EXERCISE INSTRUCTIONS: Below are entries to be transcribed exactly; exclude the pictures from the copy.
>> Start
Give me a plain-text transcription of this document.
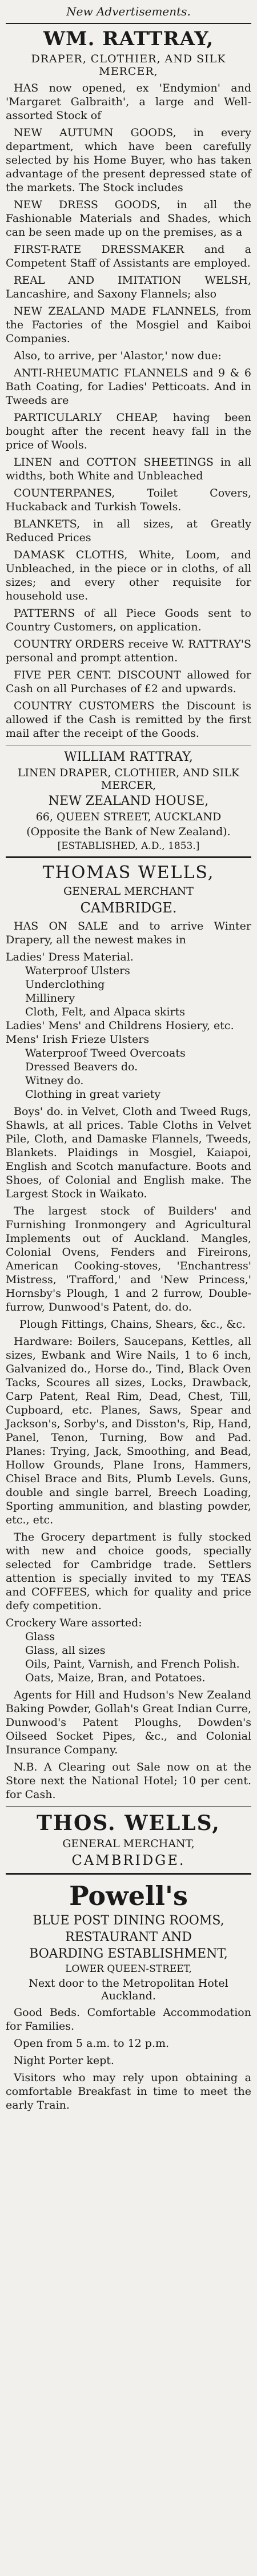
New Advertisements.
WM. RATTRAY,
DRAPER, CLOTHIER, AND SILK MERCER,

HAS now opened, ex 'Endymion' and 'Margaret Galbraith', a large and Well-assorted Stock of

NEW AUTUMN GOODS, in every department, which have been carefully selected by his Home Buyer, who has taken advantage of the present depressed state of the markets. The Stock includes

NEW DRESS GOODS, in all the Fashionable Materials and Shades, which can be seen made up on the premises, as a

FIRST-RATE DRESSMAKER and a Competent Staff of Assistants are employed.

REAL AND IMITATION WELSH, Lancashire, and Saxony Flannels; also

NEW ZEALAND MADE FLANNELS, from the Factories of the Mosgiel and Kaiboi Companies.

Also, to arrive, per 'Alastor,' now due:

ANTI-RHEUMATIC FLANNELS and 9 & 6 Bath Coating, for Ladies' Petticoats. And in Tweeds are

PARTICULARLY CHEAP, having been bought after the recent heavy fall in the price of Wools.

LINEN and COTTON SHEETINGS in all widths, both White and Unbleached

COUNTERPANES, Toilet Covers, Huckaback and Turkish Towels.

BLANKETS, in all sizes, at Greatly Reduced Prices

DAMASK CLOTHS, White, Loom, and Unbleached, in the piece or in cloths, of all sizes; and every other requisite for household use.

PATTERNS of all Piece Goods sent to Country Customers, on application.

COUNTRY ORDERS receive W. RATTRAY'S personal and prompt attention.

FIVE PER CENT. DISCOUNT allowed for Cash on all Purchases of £2 and upwards.

COUNTRY CUSTOMERS the Discount is allowed if the Cash is remitted by the first mail after the receipt of the Goods.

WILLIAM RATTRAY,
LINEN DRAPER, CLOTHIER, AND SILK MERCER,
NEW ZEALAND HOUSE,
66, QUEEN STREET, AUCKLAND
(Opposite the Bank of New Zealand).
[ESTABLISHED, A.D., 1853.]
THOMAS WELLS,
GENERAL MERCHANT
CAMBRIDGE.

HAS ON SALE and to arrive Winter Drapery, all the newest makes in

Ladies' Dress Material.
Waterproof Ulsters
Underclothing
Millinery
Cloth, Felt, and Alpaca skirts
Ladies' Mens' and Childrens Hosiery, etc.
Mens' Irish Frieze Ulsters
Waterproof Tweed Overcoats
Dressed Beavers do.
Witney do.
Clothing in great variety

Boys' do. in Velvet, Cloth and Tweed Rugs, Shawls, at all prices. Table Cloths in Velvet Pile, Cloth, and Damaske Flannels, Tweeds, Blankets. Plaidings in Mosgiel, Kaiapoi, English and Scotch manufacture. Boots and Shoes, of Colonial and English make. The Largest Stock in Waikato.

The largest stock of Builders' and Furnishing Ironmongery and Agricultural Implements out of Auckland. Mangles, Colonial Ovens, Fenders and Fireirons, American Cooking-stoves, 'Enchantress' Mistress, 'Trafford,' and 'New Princess,' Hornsby's Plough, 1 and 2 furrow, Double-furrow, Dunwood's Patent, do. do.

Plough Fittings, Chains, Shears, &c., &c.

Hardware: Boilers, Saucepans, Kettles, all sizes, Ewbank and Wire Nails, 1 to 6 inch, Galvanized do., Horse do., Tind, Black Oven Tacks, Scoures all sizes, Locks, Drawback, Carp Patent, Real Rim, Dead, Chest, Till, Cupboard, etc. Planes, Saws, Spear and Jackson's, Sorby's, and Disston's, Rip, Hand, Panel, Tenon, Turning, Bow and Pad. Planes: Trying, Jack, Smoothing, and Bead, Hollow Grounds, Plane Irons, Hammers, Chisel Brace and Bits, Plumb Levels. Guns, double and single barrel, Breech Loading, Sporting ammunition, and blasting powder, etc., etc.

The Grocery department is fully stocked with new and choice goods, specially selected for Cambridge trade. Settlers attention is specially invited to my TEAS and COFFEES, which for quality and price defy competition.

Crockery Ware assorted:
Glass
Glass, all sizes
Oils, Paint, Varnish, and French Polish.
Oats, Maize, Bran, and Potatoes.

Agents for Hill and Hudson's New Zealand Baking Powder, Gollah's Great Indian Curre, Dunwood's Patent Ploughs, Dowden's Oilseed Socket Pipes, &c., and Colonial Insurance Company.

N.B. A Clearing out Sale now on at the Store next the National Hotel; 10 per cent. for Cash.

THOS. WELLS,
GENERAL MERCHANT,
CAMBRIDGE.
Powell's
BLUE POST DINING ROOMS,
RESTAURANT AND
BOARDING ESTABLISHMENT,
LOWER QUEEN-STREET,
Next door to the Metropolitan Hotel Auckland.

Good Beds. Comfortable Accommodation for Families.

Open from 5 a.m. to 12 p.m.

Night Porter kept.

Visitors who may rely upon obtaining a comfortable Breakfast in time to meet the early Train.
>> End
CORRECT OUTPUT:
Give me a plain-text transcription of this document.
New Advertisements.
WM. RATTRAY,
DRAPER, CLOTHIER, AND SILK MERCER,

HAS now opened, ex 'Endymion' and 'Margaret Galbraith', a large and Well-assorted Stock of

NEW AUTUMN GOODS, in every department, which have been carefully selected by his Home Buyer, who has taken advantage of the present depressed state of the markets. The Stock includes

NEW DRESS GOODS, in all the Fashionable Materials and Shades, which can be seen made up on the premises, as a

FIRST-RATE DRESSMAKER and a Competent Staff of Assistants are employed.

REAL AND IMITATION WELSH, Lancashire, and Saxony Flannels; also

NEW ZEALAND MADE FLANNELS, from the Factories of the Mosgiel and Kaiboi Companies.

Also, to arrive, per 'Alastor,' now due:

ANTI-RHEUMATIC FLANNELS and 9 & 6 Bath Coating, for Ladies' Petticoats. And in Tweeds are

PARTICULARLY CHEAP, having been bought after the recent heavy fall in the price of Wools.

LINEN and COTTON SHEETINGS in all widths, both White and Unbleached

COUNTERPANES, Toilet Covers, Huckaback and Turkish Towels.

BLANKETS, in all sizes, at Greatly Reduced Prices

DAMASK CLOTHS, White, Loom, and Unbleached, in the piece or in cloths, of all sizes; and every other requisite for household use.

PATTERNS of all Piece Goods sent to Country Customers, on application.

COUNTRY ORDERS receive W. RATTRAY'S personal and prompt attention.

FIVE PER CENT. DISCOUNT allowed for Cash on all Purchases of £2 and upwards.

COUNTRY CUSTOMERS the Discount is allowed if the Cash is remitted by the first mail after the receipt of the Goods.

WILLIAM RATTRAY,
LINEN DRAPER, CLOTHIER, AND SILK MERCER,
NEW ZEALAND HOUSE,
66, QUEEN STREET, AUCKLAND
(Opposite the Bank of New Zealand).
[ESTABLISHED, A.D., 1853.]
THOMAS WELLS,
GENERAL MERCHANT
CAMBRIDGE.

HAS ON SALE and to arrive Winter Drapery, all the newest makes in

Ladies' Dress Material.
Waterproof Ulsters
Underclothing
Millinery
Cloth, Felt, and Alpaca skirts
Ladies' Mens' and Childrens Hosiery, etc.
Mens' Irish Frieze Ulsters
Waterproof Tweed Overcoats
Dressed Beavers do.
Witney do.
Clothing in great variety

Boys' do. in Velvet, Cloth and Tweed Rugs, Shawls, at all prices. Table Cloths in Velvet Pile, Cloth, and Damaske Flannels, Tweeds, Blankets. Plaidings in Mosgiel, Kaiapoi, English and Scotch manufacture. Boots and Shoes, of Colonial and English make. The Largest Stock in Waikato.

The largest stock of Builders' and Furnishing Ironmongery and Agricultural Implements out of Auckland. Mangles, Colonial Ovens, Fenders and Fireirons, American Cooking-stoves, 'Enchantress' Mistress, 'Trafford,' and 'New Princess,' Hornsby's Plough, 1 and 2 furrow, Double-furrow, Dunwood's Patent, do. do.

Plough Fittings, Chains, Shears, &c., &c.

Hardware: Boilers, Saucepans, Kettles, all sizes, Ewbank and Wire Nails, 1 to 6 inch, Galvanized do., Horse do., Tind, Black Oven Tacks, Scoures all sizes, Locks, Drawback, Carp Patent, Real Rim, Dead, Chest, Till, Cupboard, etc. Planes, Saws, Spear and Jackson's, Sorby's, and Disston's, Rip, Hand, Panel, Tenon, Turning, Bow and Pad. Planes: Trying, Jack, Smoothing, and Bead, Hollow Grounds, Plane Irons, Hammers, Chisel Brace and Bits, Plumb Levels. Guns, double and single barrel, Breech Loading, Sporting ammunition, and blasting powder, etc., etc.

The Grocery department is fully stocked with new and choice goods, specially selected for Cambridge trade. Settlers attention is specially invited to my TEAS and COFFEES, which for quality and price defy competition.

Crockery Ware assorted:
Glass
Glass, all sizes
Oils, Paint, Varnish, and French Polish.
Oats, Maize, Bran, and Potatoes.

Agents for Hill and Hudson's New Zealand Baking Powder, Gollah's Great Indian Curre, Dunwood's Patent Ploughs, Dowden's Oilseed Socket Pipes, &c., and Colonial Insurance Company.

N.B. A Clearing out Sale now on at the Store next the National Hotel; 10 per cent. for Cash.

THOS. WELLS,
GENERAL MERCHANT,
CAMBRIDGE.
Powell's
BLUE POST DINING ROOMS,
RESTAURANT AND
BOARDING ESTABLISHMENT,
LOWER QUEEN-STREET,
Next door to the Metropolitan Hotel Auckland.

Good Beds. Comfortable Accommodation for Families.

Open from 5 a.m. to 12 p.m.

Night Porter kept.

Visitors who may rely upon obtaining a comfortable Breakfast in time to meet the early Train.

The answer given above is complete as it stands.